Work to complete: Output the full listing below exactly, without the pictures.

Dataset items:
= = = = =

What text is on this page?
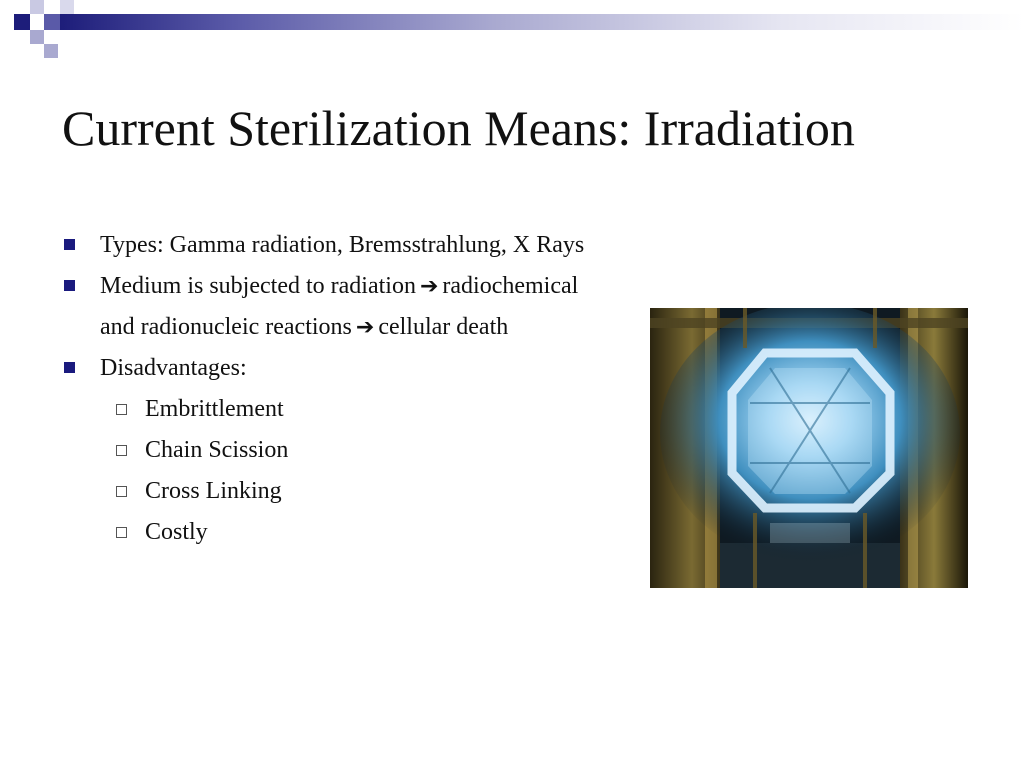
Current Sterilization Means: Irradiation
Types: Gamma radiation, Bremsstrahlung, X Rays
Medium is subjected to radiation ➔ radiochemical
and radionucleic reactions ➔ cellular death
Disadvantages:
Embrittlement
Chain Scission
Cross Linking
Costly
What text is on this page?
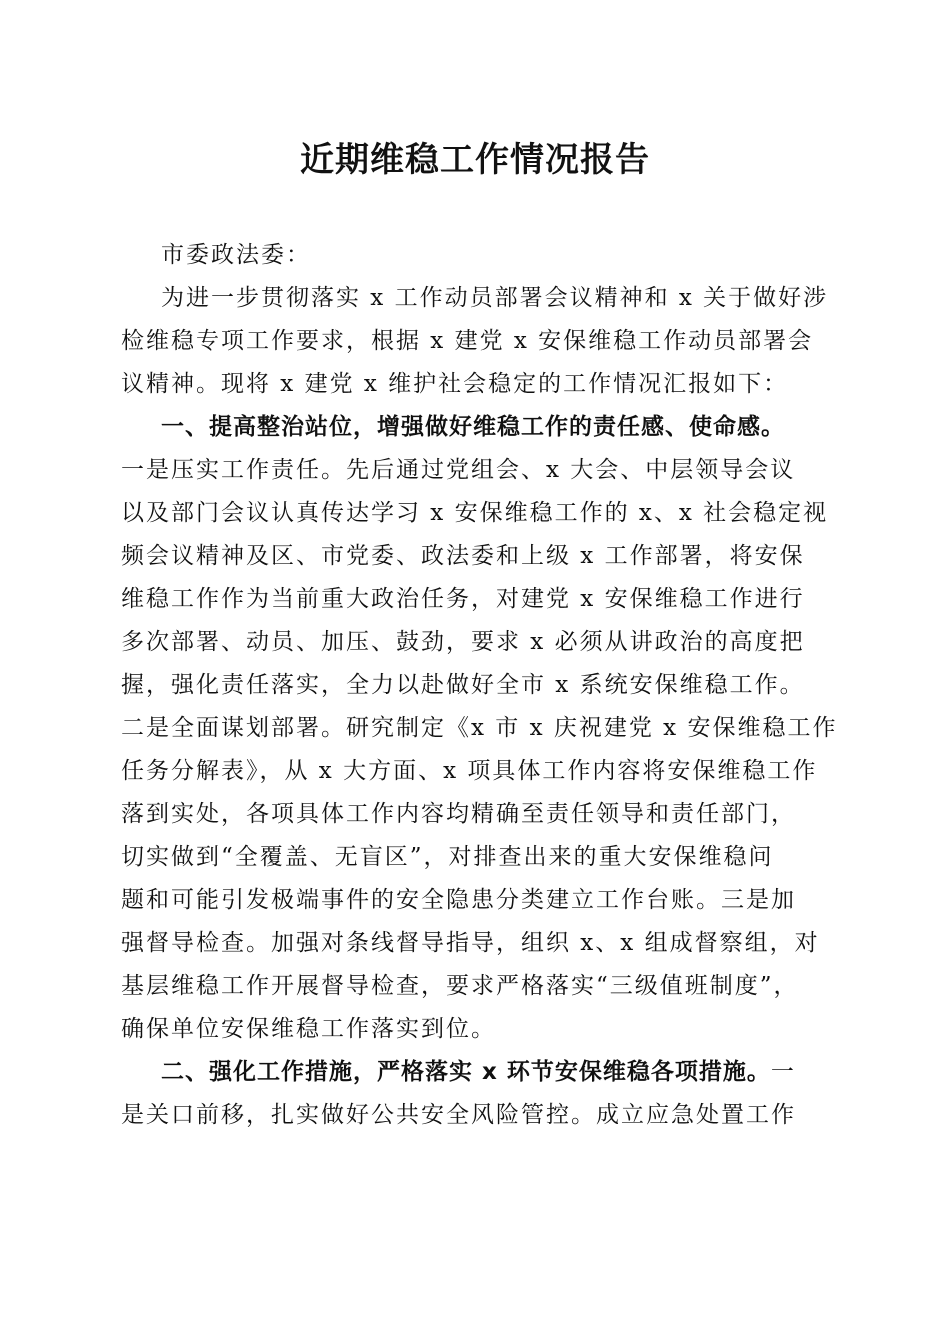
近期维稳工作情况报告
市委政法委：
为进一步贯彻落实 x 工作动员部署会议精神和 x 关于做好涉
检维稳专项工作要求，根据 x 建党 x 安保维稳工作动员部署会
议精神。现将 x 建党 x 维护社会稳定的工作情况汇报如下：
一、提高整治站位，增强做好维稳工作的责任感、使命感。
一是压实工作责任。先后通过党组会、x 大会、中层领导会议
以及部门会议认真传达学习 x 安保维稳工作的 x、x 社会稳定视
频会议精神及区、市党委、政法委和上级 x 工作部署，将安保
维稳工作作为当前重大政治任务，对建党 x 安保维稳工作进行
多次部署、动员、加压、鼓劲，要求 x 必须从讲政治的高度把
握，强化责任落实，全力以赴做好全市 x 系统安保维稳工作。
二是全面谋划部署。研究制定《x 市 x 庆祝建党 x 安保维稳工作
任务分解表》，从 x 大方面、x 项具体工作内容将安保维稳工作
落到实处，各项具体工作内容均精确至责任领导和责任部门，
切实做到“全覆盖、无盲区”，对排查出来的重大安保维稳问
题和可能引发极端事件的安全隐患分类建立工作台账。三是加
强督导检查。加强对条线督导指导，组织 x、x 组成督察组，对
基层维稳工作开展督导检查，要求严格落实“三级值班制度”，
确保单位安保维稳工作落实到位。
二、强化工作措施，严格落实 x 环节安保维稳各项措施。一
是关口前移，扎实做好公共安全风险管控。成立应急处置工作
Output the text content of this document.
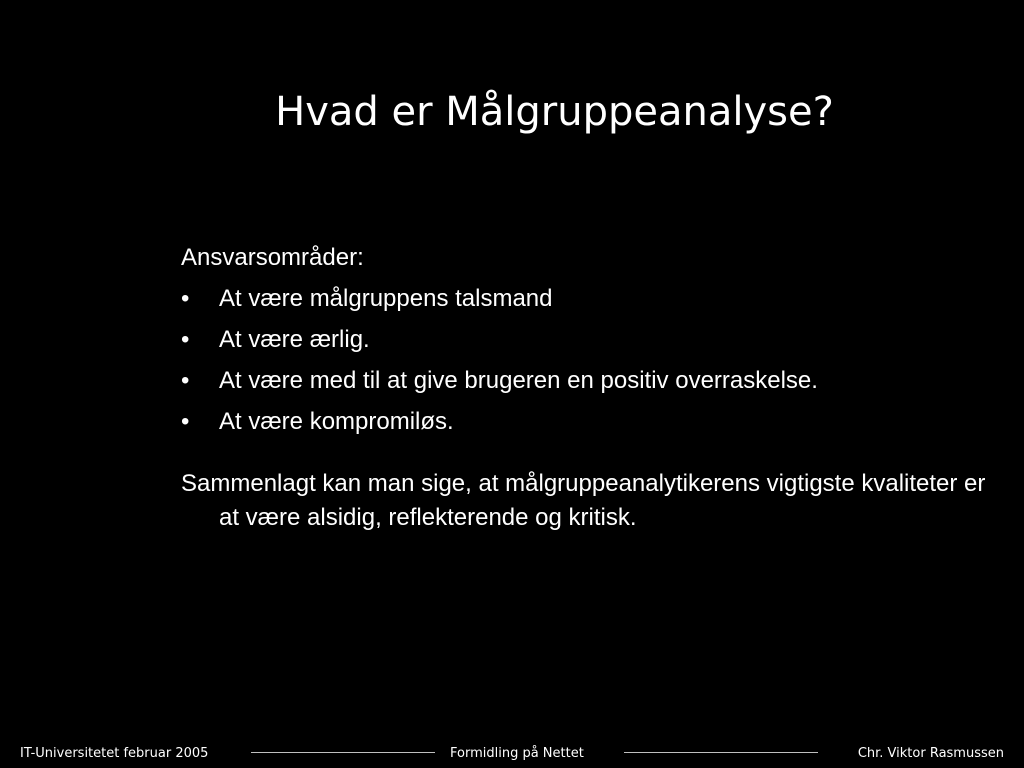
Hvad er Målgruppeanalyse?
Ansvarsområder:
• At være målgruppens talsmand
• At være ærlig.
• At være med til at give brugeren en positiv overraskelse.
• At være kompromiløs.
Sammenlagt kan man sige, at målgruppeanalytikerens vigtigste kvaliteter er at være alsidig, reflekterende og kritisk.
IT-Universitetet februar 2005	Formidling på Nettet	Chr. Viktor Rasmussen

= = = = =

The solution:
What text is on this page?
Current Sterilization Means: Irradiation
Types: Gamma radiation, Bremsstrahlung, X Rays
Medium is subjected to radiation ➔ radiochemical
and radionucleic reactions ➔ cellular death
Disadvantages:
Embrittlement
Chain Scission
Cross Linking
Costly
What text is on this page?
近期维稳工作情况报告
市委政法委：
为进一步贯彻落实 x 工作动员部署会议精神和 x 关于做好涉
检维稳专项工作要求，根据 x 建党 x 安保维稳工作动员部署会
议精神。现将 x 建党 x 维护社会稳定的工作情况汇报如下：
一、提高整治站位，增强做好维稳工作的责任感、使命感。
一是压实工作责任。先后通过党组会、x 大会、中层领导会议
以及部门会议认真传达学习 x 安保维稳工作的 x、x 社会稳定视
频会议精神及区、市党委、政法委和上级 x 工作部署，将安保
维稳工作作为当前重大政治任务，对建党 x 安保维稳工作进行
多次部署、动员、加压、鼓劲，要求 x 必须从讲政治的高度把
握，强化责任落实，全力以赴做好全市 x 系统安保维稳工作。
二是全面谋划部署。研究制定《x 市 x 庆祝建党 x 安保维稳工作
任务分解表》，从 x 大方面、x 项具体工作内容将安保维稳工作
落到实处，各项具体工作内容均精确至责任领导和责任部门，
切实做到“全覆盖、无盲区”，对排查出来的重大安保维稳问
题和可能引发极端事件的安全隐患分类建立工作台账。三是加
强督导检查。加强对条线督导指导，组织 x、x 组成督察组，对
基层维稳工作开展督导检查，要求严格落实“三级值班制度”，
确保单位安保维稳工作落实到位。
二、强化工作措施，严格落实 x 环节安保维稳各项措施。一
是关口前移，扎实做好公共安全风险管控。成立应急处置工作
Output the text content of this document.
Hvad er Målgruppeanalyse?
Ansvarsområder:
• At være målgruppens talsmand
• At være ærlig.
• At være med til at give brugeren en positiv overraskelse.
• At være kompromiløs.
Sammenlagt kan man sige, at målgruppeanalytikerens vigtigste kvaliteter er at være alsidig, reflekterende og kritisk.
IT-Universitetet februar 2005	Formidling på Nettet	Chr. Viktor Rasmussen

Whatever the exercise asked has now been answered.